### What you are asked to do
Take the entries below and print all of them exactly, please.

### Dataset records
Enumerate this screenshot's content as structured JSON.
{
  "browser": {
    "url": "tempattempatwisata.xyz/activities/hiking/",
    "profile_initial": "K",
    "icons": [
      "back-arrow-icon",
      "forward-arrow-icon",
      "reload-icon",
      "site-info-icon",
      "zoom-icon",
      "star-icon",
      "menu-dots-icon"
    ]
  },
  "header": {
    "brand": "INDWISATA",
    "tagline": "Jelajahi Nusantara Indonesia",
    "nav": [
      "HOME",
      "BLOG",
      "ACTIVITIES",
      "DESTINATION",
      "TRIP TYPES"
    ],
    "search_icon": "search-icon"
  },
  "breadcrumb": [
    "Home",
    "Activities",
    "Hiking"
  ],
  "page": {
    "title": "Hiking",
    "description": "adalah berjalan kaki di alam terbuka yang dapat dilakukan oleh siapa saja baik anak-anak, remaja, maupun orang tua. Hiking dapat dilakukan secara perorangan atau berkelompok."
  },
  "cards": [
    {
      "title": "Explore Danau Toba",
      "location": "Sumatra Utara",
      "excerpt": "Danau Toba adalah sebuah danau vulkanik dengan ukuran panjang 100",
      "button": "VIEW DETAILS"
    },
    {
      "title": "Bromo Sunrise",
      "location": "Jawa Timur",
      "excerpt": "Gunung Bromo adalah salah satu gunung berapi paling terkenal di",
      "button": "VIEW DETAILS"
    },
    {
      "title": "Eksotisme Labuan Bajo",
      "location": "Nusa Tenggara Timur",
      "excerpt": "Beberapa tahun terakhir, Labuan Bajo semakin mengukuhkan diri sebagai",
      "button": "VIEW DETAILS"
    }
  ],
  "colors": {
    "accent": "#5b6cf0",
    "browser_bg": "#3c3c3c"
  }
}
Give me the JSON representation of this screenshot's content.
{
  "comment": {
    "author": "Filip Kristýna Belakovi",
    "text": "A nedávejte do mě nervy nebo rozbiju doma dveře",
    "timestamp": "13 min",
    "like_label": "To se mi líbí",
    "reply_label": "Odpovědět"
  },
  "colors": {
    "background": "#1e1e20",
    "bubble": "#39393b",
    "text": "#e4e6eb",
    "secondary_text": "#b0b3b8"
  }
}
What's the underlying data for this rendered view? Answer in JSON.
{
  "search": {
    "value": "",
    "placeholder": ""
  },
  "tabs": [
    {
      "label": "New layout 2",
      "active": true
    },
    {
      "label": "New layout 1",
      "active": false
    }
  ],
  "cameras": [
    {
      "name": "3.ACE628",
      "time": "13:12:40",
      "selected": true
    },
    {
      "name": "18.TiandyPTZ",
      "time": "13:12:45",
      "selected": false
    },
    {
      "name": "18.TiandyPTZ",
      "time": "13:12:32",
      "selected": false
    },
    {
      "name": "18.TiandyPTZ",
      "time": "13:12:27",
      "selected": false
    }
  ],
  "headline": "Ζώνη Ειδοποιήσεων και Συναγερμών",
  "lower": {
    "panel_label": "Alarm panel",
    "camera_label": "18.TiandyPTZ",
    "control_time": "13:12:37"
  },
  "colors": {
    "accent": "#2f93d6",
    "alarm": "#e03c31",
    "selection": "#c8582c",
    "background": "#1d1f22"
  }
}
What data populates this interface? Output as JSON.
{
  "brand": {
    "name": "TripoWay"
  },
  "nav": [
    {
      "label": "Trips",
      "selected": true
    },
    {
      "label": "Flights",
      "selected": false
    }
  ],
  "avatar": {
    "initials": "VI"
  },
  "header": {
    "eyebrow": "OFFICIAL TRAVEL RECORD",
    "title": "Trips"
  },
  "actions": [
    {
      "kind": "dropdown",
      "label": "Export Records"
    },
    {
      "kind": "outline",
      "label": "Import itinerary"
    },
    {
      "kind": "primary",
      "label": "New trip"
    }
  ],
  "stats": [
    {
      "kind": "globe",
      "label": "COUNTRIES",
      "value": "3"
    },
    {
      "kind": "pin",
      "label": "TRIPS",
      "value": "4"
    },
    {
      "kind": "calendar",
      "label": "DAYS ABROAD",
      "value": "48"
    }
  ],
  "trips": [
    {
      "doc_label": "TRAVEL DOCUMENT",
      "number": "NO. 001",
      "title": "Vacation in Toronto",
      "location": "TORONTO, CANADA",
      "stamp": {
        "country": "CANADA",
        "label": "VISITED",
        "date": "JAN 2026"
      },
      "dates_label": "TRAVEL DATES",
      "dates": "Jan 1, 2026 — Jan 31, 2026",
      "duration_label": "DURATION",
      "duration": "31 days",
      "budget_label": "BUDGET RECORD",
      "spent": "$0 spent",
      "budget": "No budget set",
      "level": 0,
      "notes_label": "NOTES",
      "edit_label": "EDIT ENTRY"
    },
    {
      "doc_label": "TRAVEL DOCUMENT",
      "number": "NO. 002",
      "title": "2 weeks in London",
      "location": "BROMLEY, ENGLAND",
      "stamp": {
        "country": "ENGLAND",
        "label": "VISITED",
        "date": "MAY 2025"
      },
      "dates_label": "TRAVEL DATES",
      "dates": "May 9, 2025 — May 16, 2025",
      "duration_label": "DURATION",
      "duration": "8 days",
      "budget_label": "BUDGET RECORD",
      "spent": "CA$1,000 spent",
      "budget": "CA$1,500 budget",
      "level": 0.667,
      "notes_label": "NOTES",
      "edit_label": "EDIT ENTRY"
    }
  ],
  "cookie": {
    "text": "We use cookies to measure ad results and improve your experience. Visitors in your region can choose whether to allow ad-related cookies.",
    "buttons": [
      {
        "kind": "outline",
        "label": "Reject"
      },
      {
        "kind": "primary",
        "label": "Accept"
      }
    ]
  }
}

### Output
Enumerate this screenshot's content as structured JSON.
{
  "browser": {
    "url": "tempattempatwisata.xyz/activities/hiking/",
    "profile_initial": "K",
    "icons": [
      "back-arrow-icon",
      "forward-arrow-icon",
      "reload-icon",
      "site-info-icon",
      "zoom-icon",
      "star-icon",
      "menu-dots-icon"
    ]
  },
  "header": {
    "brand": "INDWISATA",
    "tagline": "Jelajahi Nusantara Indonesia",
    "nav": [
      "HOME",
      "BLOG",
      "ACTIVITIES",
      "DESTINATION",
      "TRIP TYPES"
    ],
    "search_icon": "search-icon"
  },
  "breadcrumb": [
    "Home",
    "Activities",
    "Hiking"
  ],
  "page": {
    "title": "Hiking",
    "description": "adalah berjalan kaki di alam terbuka yang dapat dilakukan oleh siapa saja baik anak-anak, remaja, maupun orang tua. Hiking dapat dilakukan secara perorangan atau berkelompok."
  },
  "cards": [
    {
      "title": "Explore Danau Toba",
      "location": "Sumatra Utara",
      "excerpt": "Danau Toba adalah sebuah danau vulkanik dengan ukuran panjang 100",
      "button": "VIEW DETAILS"
    },
    {
      "title": "Bromo Sunrise",
      "location": "Jawa Timur",
      "excerpt": "Gunung Bromo adalah salah satu gunung berapi paling terkenal di",
      "button": "VIEW DETAILS"
    },
    {
      "title": "Eksotisme Labuan Bajo",
      "location": "Nusa Tenggara Timur",
      "excerpt": "Beberapa tahun terakhir, Labuan Bajo semakin mengukuhkan diri sebagai",
      "button": "VIEW DETAILS"
    }
  ],
  "colors": {
    "accent": "#5b6cf0",
    "browser_bg": "#3c3c3c"
  }
}
Give me the JSON representation of this screenshot's content.
{
  "comment": {
    "author": "Filip Kristýna Belakovi",
    "text": "A nedávejte do mě nervy nebo rozbiju doma dveře",
    "timestamp": "13 min",
    "like_label": "To se mi líbí",
    "reply_label": "Odpovědět"
  },
  "colors": {
    "background": "#1e1e20",
    "bubble": "#39393b",
    "text": "#e4e6eb",
    "secondary_text": "#b0b3b8"
  }
}
What's the underlying data for this rendered view? Answer in JSON.
{
  "search": {
    "value": "",
    "placeholder": ""
  },
  "tabs": [
    {
      "label": "New layout 2",
      "active": true
    },
    {
      "label": "New layout 1",
      "active": false
    }
  ],
  "cameras": [
    {
      "name": "3.ACE628",
      "time": "13:12:40",
      "selected": true
    },
    {
      "name": "18.TiandyPTZ",
      "time": "13:12:45",
      "selected": false
    },
    {
      "name": "18.TiandyPTZ",
      "time": "13:12:32",
      "selected": false
    },
    {
      "name": "18.TiandyPTZ",
      "time": "13:12:27",
      "selected": false
    }
  ],
  "headline": "Ζώνη Ειδοποιήσεων και Συναγερμών",
  "lower": {
    "panel_label": "Alarm panel",
    "camera_label": "18.TiandyPTZ",
    "control_time": "13:12:37"
  },
  "colors": {
    "accent": "#2f93d6",
    "alarm": "#e03c31",
    "selection": "#c8582c",
    "background": "#1d1f22"
  }
}
What data populates this interface? Output as JSON.
{
  "brand": {
    "name": "TripoWay"
  },
  "nav": [
    {
      "label": "Trips",
      "selected": true
    },
    {
      "label": "Flights",
      "selected": false
    }
  ],
  "avatar": {
    "initials": "VI"
  },
  "header": {
    "eyebrow": "OFFICIAL TRAVEL RECORD",
    "title": "Trips"
  },
  "actions": [
    {
      "kind": "dropdown",
      "label": "Export Records"
    },
    {
      "kind": "outline",
      "label": "Import itinerary"
    },
    {
      "kind": "primary",
      "label": "New trip"
    }
  ],
  "stats": [
    {
      "kind": "globe",
      "label": "COUNTRIES",
      "value": "3"
    },
    {
      "kind": "pin",
      "label": "TRIPS",
      "value": "4"
    },
    {
      "kind": "calendar",
      "label": "DAYS ABROAD",
      "value": "48"
    }
  ],
  "trips": [
    {
      "doc_label": "TRAVEL DOCUMENT",
      "number": "NO. 001",
      "title": "Vacation in Toronto",
      "location": "TORONTO, CANADA",
      "stamp": {
        "country": "CANADA",
        "label": "VISITED",
        "date": "JAN 2026"
      },
      "dates_label": "TRAVEL DATES",
      "dates": "Jan 1, 2026 — Jan 31, 2026",
      "duration_label": "DURATION",
      "duration": "31 days",
      "budget_label": "BUDGET RECORD",
      "spent": "$0 spent",
      "budget": "No budget set",
      "level": 0,
      "notes_label": "NOTES",
      "edit_label": "EDIT ENTRY"
    },
    {
      "doc_label": "TRAVEL DOCUMENT",
      "number": "NO. 002",
      "title": "2 weeks in London",
      "location": "BROMLEY, ENGLAND",
      "stamp": {
        "country": "ENGLAND",
        "label": "VISITED",
        "date": "MAY 2025"
      },
      "dates_label": "TRAVEL DATES",
      "dates": "May 9, 2025 — May 16, 2025",
      "duration_label": "DURATION",
      "duration": "8 days",
      "budget_label": "BUDGET RECORD",
      "spent": "CA$1,000 spent",
      "budget": "CA$1,500 budget",
      "level": 0.667,
      "notes_label": "NOTES",
      "edit_label": "EDIT ENTRY"
    }
  ],
  "cookie": {
    "text": "We use cookies to measure ad results and improve your experience. Visitors in your region can choose whether to allow ad-related cookies.",
    "buttons": [
      {
        "kind": "outline",
        "label": "Reject"
      },
      {
        "kind": "primary",
        "label": "Accept"
      }
    ]
  }
}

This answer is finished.